RECORDS PROVIDED:
[BEGIN]
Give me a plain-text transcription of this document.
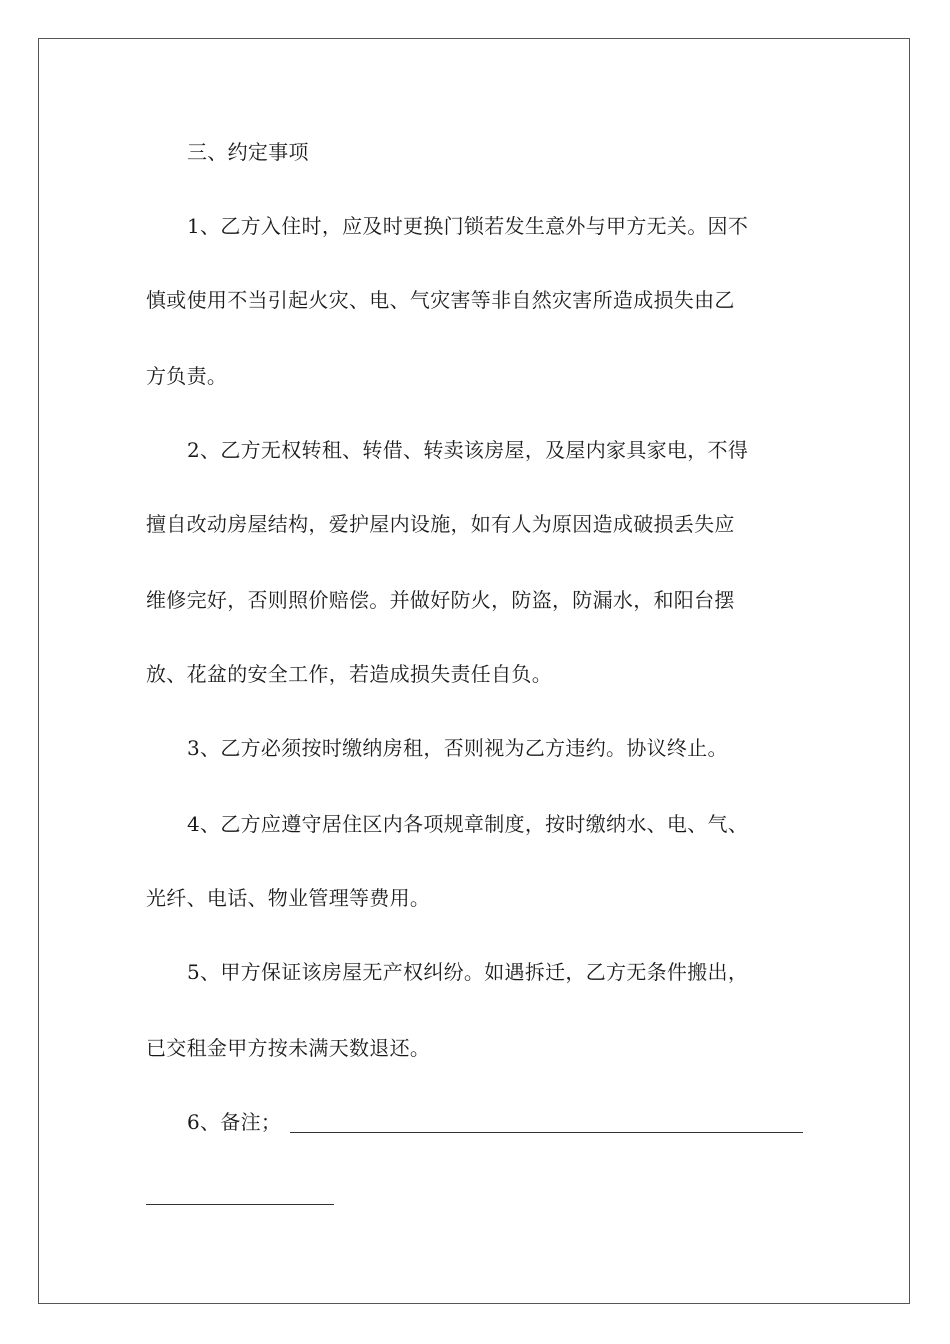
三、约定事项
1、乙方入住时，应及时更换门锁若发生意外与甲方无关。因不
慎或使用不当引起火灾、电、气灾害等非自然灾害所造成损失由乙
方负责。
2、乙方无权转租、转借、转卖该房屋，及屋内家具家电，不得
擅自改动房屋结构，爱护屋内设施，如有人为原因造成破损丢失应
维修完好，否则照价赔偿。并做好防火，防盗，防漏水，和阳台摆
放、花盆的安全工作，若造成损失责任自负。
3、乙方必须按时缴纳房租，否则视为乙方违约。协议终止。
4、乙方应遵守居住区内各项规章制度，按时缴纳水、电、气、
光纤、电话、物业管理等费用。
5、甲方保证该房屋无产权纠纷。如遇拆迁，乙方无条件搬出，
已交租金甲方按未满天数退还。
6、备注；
[END]
[BEGIN]
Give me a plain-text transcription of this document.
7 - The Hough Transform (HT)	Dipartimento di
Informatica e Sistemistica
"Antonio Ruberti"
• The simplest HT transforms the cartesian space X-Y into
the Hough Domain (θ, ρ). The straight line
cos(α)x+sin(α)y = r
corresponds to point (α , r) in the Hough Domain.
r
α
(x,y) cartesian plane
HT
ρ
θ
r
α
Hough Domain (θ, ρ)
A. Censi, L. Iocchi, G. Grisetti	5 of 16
[END]
GIVEN INSTRUCTION:
Each line holding "Hough" must be found and copied.

TASK OUTPUT:
7 - The Hough Transform (HT)	Dipartimento di
the Hough Domain (θ, ρ). The straight line
corresponds to point (α , r) in the Hough Domain.
Hough Domain (θ, ρ)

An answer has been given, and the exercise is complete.